> **Records for processing**
========================================
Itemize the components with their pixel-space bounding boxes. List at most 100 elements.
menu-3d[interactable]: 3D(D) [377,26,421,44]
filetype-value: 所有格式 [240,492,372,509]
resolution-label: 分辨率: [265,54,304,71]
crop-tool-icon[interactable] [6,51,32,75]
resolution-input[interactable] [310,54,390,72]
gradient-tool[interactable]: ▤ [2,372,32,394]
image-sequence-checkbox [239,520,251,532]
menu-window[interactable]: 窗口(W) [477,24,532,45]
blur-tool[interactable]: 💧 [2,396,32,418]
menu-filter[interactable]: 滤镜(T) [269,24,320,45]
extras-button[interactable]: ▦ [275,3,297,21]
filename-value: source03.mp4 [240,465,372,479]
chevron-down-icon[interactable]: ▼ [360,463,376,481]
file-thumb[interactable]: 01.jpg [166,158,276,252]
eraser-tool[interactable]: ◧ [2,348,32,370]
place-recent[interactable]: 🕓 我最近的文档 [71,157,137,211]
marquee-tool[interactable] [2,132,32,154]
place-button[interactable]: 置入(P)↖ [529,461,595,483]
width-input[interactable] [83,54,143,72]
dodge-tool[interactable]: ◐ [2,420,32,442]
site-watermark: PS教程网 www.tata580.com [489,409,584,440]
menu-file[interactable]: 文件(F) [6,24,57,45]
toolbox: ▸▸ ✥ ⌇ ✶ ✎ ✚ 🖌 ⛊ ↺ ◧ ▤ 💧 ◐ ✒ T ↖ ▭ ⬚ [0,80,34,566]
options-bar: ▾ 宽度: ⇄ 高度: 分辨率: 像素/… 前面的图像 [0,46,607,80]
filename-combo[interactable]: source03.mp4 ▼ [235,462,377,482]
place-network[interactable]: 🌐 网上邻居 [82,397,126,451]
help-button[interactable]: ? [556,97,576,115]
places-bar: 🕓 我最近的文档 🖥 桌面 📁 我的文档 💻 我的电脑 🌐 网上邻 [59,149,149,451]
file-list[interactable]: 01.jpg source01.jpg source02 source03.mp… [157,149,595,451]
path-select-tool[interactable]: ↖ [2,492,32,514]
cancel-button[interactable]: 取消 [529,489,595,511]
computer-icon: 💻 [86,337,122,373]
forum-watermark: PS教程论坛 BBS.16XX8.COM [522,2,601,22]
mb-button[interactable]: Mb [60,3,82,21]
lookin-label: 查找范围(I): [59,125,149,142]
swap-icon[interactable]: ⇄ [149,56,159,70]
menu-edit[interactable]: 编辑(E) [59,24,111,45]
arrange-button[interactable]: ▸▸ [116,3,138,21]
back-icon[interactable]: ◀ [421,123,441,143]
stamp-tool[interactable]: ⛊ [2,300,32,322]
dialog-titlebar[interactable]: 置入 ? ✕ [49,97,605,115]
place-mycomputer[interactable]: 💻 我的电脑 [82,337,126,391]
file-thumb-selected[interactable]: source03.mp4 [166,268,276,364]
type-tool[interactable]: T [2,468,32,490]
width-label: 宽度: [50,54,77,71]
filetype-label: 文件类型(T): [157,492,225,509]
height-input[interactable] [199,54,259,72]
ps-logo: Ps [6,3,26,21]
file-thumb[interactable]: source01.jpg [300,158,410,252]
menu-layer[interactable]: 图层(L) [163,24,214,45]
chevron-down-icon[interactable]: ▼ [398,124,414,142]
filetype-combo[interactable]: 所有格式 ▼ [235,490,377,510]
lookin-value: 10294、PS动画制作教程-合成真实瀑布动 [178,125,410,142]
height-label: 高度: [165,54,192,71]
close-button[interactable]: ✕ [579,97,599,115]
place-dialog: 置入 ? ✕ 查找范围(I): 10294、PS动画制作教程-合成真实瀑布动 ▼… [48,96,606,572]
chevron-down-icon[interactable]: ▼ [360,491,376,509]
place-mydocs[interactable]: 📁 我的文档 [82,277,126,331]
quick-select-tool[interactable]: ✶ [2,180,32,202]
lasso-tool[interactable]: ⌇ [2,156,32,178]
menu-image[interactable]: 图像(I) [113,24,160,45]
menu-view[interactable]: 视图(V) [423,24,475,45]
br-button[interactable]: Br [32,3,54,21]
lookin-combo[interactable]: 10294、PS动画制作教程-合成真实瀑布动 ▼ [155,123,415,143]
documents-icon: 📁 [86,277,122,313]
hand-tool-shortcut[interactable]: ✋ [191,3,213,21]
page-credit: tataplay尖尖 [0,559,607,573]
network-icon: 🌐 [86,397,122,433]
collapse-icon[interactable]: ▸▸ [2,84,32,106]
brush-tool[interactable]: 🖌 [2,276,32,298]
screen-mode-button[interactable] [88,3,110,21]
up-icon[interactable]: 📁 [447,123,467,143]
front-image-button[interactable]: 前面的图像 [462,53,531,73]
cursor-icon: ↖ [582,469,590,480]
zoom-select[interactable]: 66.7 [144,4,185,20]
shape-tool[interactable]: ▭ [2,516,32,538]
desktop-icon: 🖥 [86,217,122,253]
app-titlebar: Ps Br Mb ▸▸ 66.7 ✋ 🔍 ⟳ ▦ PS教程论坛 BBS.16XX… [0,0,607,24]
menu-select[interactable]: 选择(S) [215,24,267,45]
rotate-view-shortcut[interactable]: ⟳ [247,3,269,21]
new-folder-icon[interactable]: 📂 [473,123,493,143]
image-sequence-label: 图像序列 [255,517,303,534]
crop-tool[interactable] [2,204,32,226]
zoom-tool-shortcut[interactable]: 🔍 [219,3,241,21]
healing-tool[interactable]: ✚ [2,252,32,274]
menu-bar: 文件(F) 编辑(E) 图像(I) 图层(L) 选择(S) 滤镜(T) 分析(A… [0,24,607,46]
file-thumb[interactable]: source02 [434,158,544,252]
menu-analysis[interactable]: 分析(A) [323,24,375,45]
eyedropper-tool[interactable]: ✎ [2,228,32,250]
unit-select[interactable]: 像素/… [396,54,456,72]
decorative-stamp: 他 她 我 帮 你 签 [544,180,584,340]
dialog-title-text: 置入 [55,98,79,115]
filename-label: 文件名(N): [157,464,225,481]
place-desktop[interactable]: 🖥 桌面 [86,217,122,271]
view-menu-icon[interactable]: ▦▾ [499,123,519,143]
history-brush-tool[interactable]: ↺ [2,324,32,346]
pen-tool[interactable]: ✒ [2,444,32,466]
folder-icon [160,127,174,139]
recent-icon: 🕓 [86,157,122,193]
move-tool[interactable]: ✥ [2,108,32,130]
========================================
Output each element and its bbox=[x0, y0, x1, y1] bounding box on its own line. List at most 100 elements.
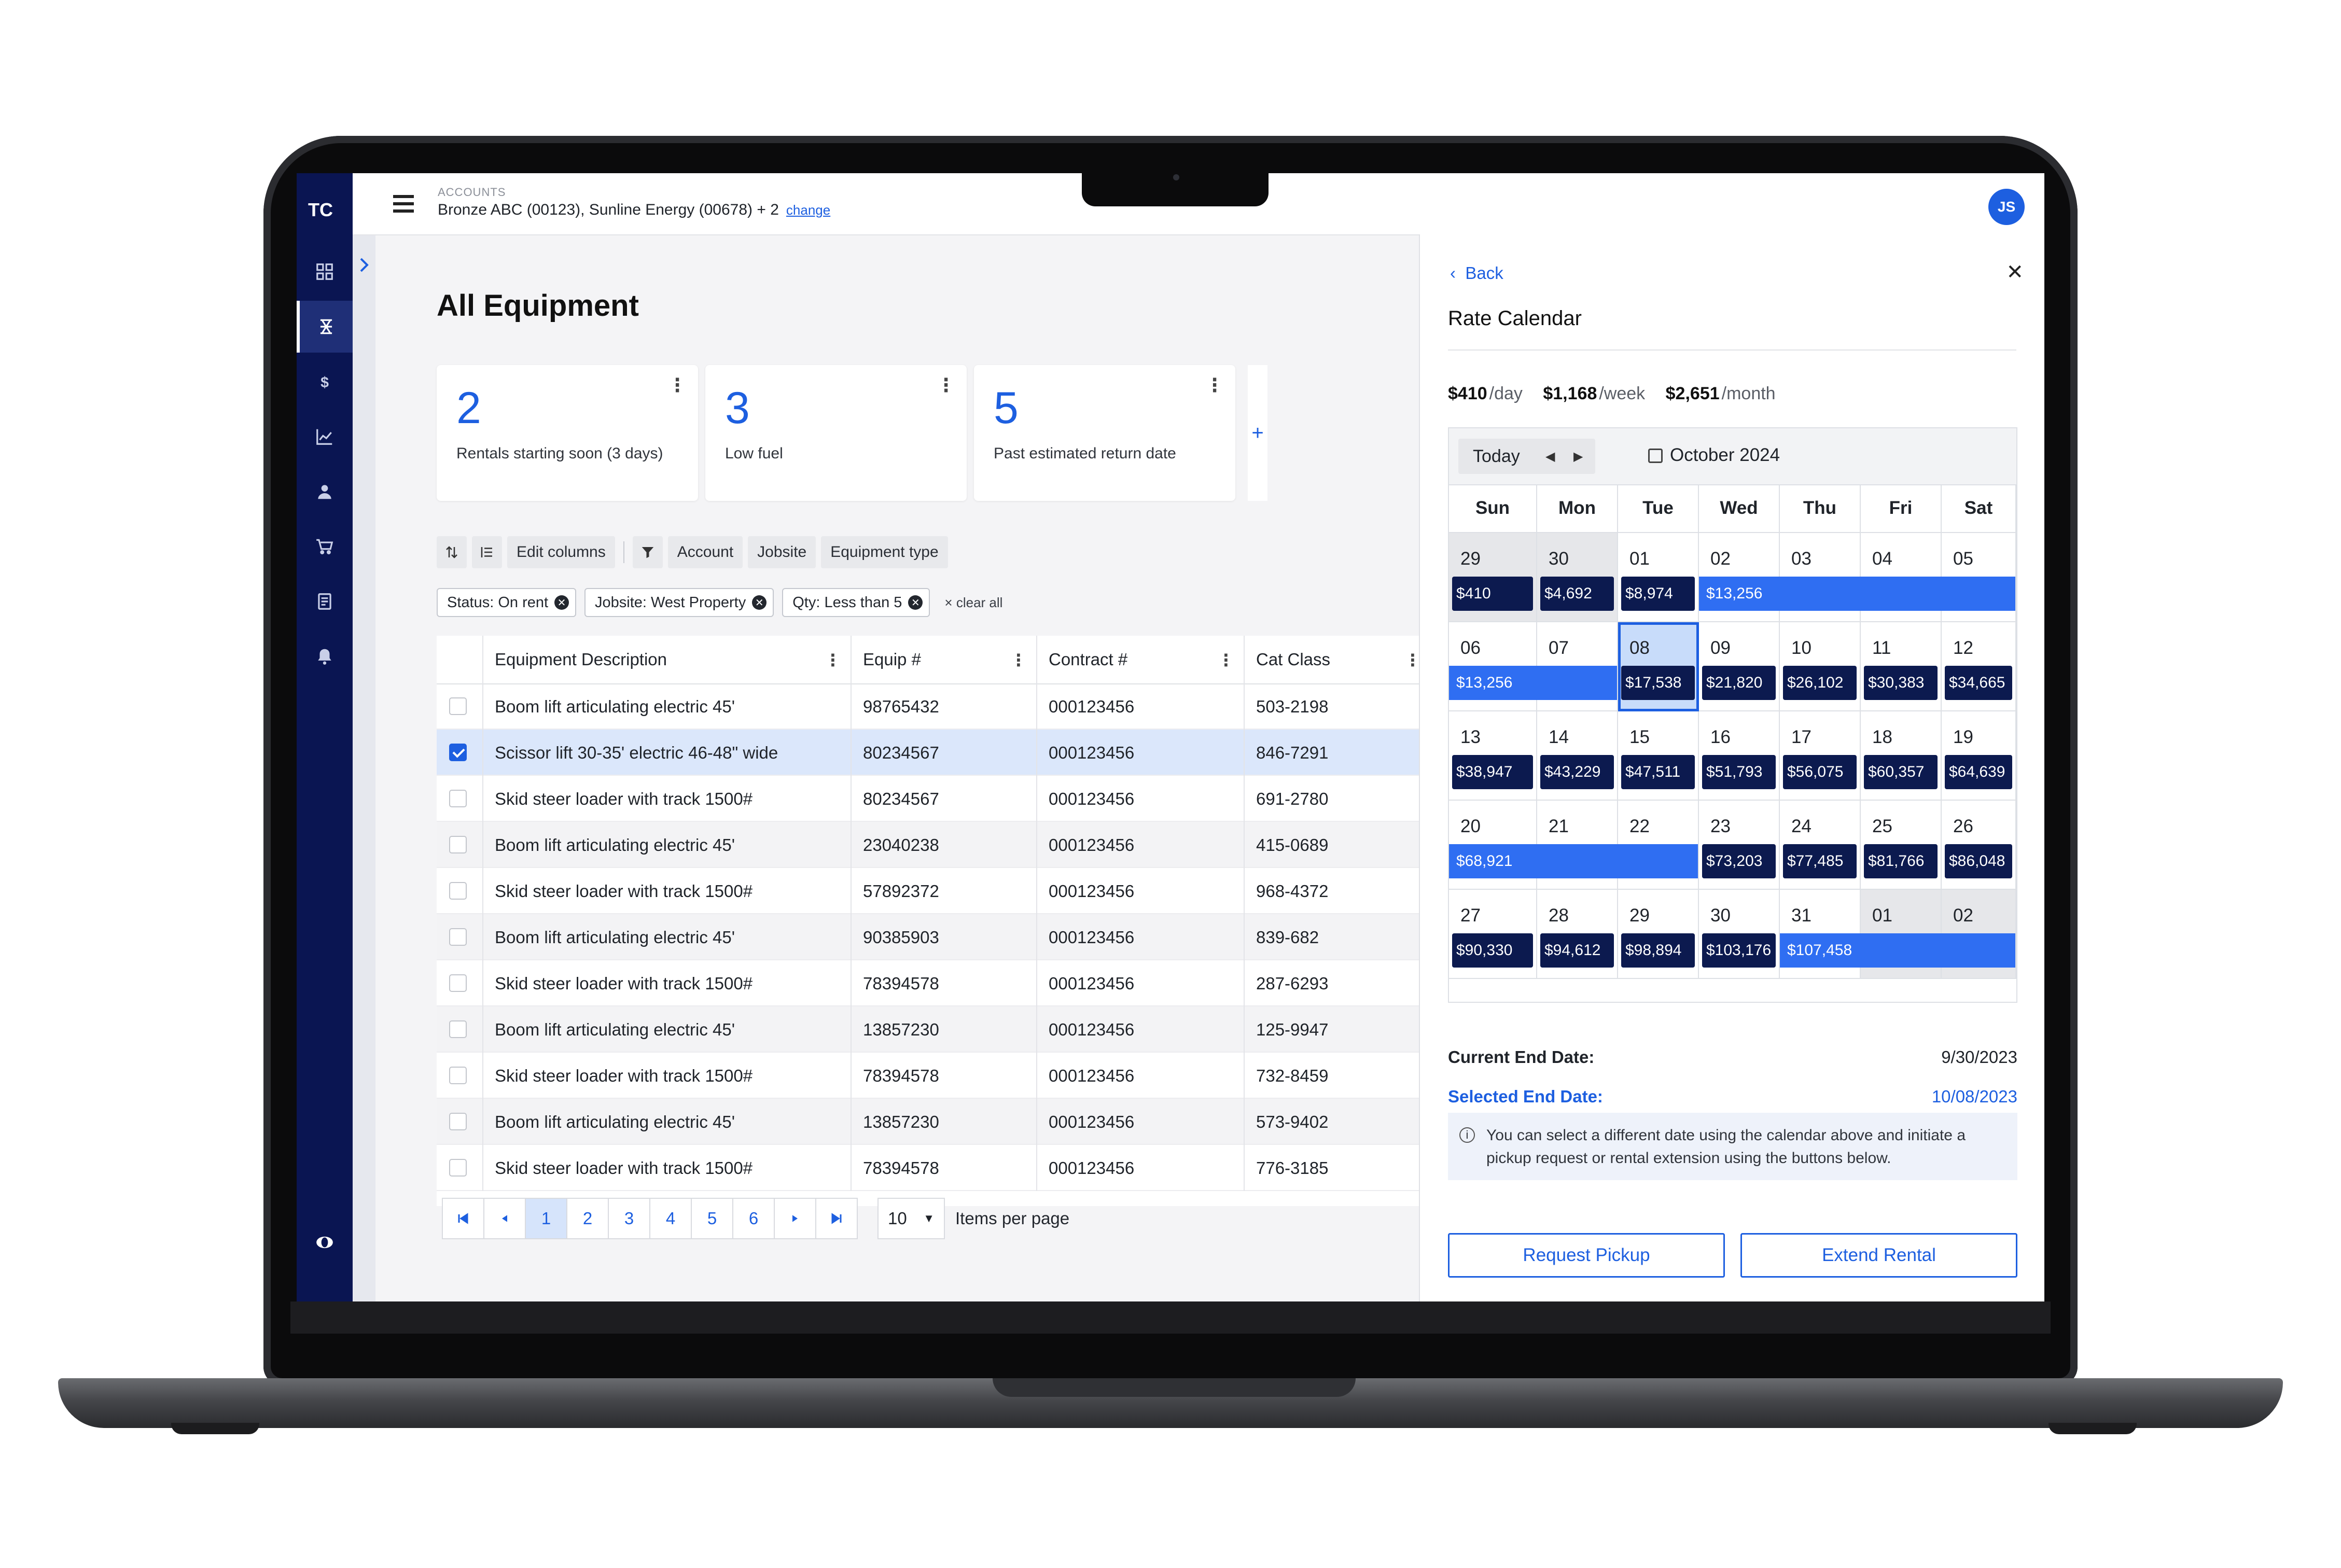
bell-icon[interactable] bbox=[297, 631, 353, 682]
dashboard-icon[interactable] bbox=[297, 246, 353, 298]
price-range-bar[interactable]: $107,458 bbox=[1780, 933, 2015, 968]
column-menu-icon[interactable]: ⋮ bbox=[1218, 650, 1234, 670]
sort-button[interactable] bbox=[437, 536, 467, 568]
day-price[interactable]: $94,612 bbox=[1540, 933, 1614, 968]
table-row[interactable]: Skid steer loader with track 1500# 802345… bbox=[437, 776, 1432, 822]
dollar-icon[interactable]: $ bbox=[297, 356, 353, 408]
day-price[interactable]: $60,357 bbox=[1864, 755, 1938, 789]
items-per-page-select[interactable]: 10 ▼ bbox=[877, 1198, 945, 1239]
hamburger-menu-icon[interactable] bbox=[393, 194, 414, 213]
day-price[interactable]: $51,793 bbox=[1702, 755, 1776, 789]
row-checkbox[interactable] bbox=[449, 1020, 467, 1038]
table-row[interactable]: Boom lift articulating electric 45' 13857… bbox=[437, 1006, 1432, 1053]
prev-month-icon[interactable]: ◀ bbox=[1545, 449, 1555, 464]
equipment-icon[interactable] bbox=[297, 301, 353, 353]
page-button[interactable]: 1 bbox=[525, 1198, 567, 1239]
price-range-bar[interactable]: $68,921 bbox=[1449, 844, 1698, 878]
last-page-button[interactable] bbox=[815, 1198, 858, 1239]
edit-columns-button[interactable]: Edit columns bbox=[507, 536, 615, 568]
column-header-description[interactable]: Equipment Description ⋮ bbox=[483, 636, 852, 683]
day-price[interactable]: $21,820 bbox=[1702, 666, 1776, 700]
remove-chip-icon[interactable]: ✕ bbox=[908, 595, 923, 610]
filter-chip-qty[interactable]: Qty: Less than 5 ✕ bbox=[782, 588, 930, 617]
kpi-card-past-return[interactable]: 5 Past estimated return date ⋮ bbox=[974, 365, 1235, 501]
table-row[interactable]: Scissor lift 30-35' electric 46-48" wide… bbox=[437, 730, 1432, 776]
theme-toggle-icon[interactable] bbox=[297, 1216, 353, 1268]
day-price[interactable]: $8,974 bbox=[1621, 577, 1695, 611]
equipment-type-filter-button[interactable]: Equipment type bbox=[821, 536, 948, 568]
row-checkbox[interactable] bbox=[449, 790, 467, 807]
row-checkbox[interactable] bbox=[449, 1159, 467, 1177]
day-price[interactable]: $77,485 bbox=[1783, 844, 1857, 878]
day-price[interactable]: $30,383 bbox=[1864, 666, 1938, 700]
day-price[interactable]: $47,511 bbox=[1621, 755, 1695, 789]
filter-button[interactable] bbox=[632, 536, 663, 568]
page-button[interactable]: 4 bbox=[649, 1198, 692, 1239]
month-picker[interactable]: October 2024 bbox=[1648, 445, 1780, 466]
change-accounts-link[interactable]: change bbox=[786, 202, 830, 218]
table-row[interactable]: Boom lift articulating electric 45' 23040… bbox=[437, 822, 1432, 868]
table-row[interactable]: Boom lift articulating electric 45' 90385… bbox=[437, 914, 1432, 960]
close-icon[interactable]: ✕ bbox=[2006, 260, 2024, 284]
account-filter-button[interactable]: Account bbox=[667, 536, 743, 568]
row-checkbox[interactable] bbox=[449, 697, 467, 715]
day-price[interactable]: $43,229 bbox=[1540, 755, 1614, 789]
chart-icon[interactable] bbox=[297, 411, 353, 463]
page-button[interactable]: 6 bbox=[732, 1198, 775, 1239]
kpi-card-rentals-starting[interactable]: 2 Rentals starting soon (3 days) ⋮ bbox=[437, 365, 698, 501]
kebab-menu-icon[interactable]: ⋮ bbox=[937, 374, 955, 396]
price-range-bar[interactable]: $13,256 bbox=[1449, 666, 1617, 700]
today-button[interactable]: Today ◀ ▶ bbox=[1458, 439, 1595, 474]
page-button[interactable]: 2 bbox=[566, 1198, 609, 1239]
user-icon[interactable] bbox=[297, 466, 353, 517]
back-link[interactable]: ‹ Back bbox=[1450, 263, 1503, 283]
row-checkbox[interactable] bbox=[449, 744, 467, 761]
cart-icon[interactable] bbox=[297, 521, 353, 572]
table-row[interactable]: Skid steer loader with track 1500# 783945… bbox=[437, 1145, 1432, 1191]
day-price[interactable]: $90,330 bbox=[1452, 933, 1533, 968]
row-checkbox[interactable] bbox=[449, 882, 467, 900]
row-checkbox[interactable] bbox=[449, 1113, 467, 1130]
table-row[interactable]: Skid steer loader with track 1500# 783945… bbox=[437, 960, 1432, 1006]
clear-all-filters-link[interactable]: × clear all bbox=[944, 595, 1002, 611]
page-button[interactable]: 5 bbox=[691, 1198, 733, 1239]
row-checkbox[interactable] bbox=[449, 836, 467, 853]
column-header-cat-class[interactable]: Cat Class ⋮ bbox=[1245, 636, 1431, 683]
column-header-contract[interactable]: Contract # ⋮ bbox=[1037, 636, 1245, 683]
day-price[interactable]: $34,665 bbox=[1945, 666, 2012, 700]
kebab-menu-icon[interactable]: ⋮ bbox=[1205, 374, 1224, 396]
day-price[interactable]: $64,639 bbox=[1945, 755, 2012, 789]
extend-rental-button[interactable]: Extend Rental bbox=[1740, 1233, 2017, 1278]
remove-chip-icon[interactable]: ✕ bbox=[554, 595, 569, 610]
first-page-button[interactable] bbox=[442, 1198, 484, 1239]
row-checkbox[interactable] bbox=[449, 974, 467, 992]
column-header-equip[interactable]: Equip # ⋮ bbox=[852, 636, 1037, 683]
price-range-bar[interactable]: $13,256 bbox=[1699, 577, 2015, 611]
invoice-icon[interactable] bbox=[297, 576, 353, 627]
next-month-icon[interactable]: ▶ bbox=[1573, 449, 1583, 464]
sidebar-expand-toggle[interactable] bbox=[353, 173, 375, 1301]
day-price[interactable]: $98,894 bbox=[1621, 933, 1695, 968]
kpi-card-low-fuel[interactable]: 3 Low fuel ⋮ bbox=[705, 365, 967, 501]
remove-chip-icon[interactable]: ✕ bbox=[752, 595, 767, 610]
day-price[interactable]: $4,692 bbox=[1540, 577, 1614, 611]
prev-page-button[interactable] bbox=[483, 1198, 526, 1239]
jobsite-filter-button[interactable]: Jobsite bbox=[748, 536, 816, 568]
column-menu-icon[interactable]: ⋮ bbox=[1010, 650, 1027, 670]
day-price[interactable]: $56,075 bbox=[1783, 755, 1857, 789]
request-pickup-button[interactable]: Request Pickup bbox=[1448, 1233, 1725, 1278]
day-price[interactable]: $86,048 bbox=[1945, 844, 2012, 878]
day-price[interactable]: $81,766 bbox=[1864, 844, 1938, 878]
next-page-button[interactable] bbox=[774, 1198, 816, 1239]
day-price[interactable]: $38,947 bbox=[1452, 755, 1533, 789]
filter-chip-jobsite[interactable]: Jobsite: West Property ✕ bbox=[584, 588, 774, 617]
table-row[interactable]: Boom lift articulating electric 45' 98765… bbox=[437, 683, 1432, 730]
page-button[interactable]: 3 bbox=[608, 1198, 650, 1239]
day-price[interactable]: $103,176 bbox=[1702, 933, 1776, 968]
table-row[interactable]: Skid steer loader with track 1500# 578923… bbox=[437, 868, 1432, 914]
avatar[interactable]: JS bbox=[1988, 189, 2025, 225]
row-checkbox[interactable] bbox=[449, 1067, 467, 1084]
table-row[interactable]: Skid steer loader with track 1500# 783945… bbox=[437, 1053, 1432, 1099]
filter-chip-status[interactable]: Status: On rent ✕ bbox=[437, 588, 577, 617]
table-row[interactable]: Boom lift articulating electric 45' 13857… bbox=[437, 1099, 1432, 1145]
========================================
> **Problem**
Reproduce everything from the line containing "Itemize the components" down to the line containing "place-network[interactable]: 🌐 网上邻居", switching "value" to "field" and leaving all else unchanged. Give only those lines.

> **Result**
Itemize the components with their pixel-space bounding boxes. List at most 100 elements.
menu-3d[interactable]: 3D(D) [377,26,421,44]
filetype-field: 所有格式 [240,492,372,509]
resolution-label: 分辨率: [265,54,304,71]
crop-tool-icon[interactable] [6,51,32,75]
resolution-input[interactable] [310,54,390,72]
gradient-tool[interactable]: ▤ [2,372,32,394]
image-sequence-checkbox [239,520,251,532]
menu-window[interactable]: 窗口(W) [477,24,532,45]
blur-tool[interactable]: 💧 [2,396,32,418]
menu-filter[interactable]: 滤镜(T) [269,24,320,45]
extras-button[interactable]: ▦ [275,3,297,21]
filename-field: source03.mp4 [240,465,372,479]
chevron-down-icon[interactable]: ▼ [360,463,376,481]
file-thumb[interactable]: 01.jpg [166,158,276,252]
eraser-tool[interactable]: ◧ [2,348,32,370]
place-recent[interactable]: 🕓 我最近的文档 [71,157,137,211]
marquee-tool[interactable] [2,132,32,154]
place-button[interactable]: 置入(P)↖ [529,461,595,483]
width-input[interactable] [83,54,143,72]
dodge-tool[interactable]: ◐ [2,420,32,442]
site-watermark: PS教程网 www.tata580.com [489,409,584,440]
menu-file[interactable]: 文件(F) [6,24,57,45]
toolbox: ▸▸ ✥ ⌇ ✶ ✎ ✚ 🖌 ⛊ ↺ ◧ ▤ 💧 ◐ ✒ T ↖ ▭ ⬚ [0,80,34,566]
options-bar: ▾ 宽度: ⇄ 高度: 分辨率: 像素/… 前面的图像 [0,46,607,80]
filename-combo[interactable]: source03.mp4 ▼ [235,462,377,482]
place-network[interactable]: 🌐 网上邻居 [82,397,126,451]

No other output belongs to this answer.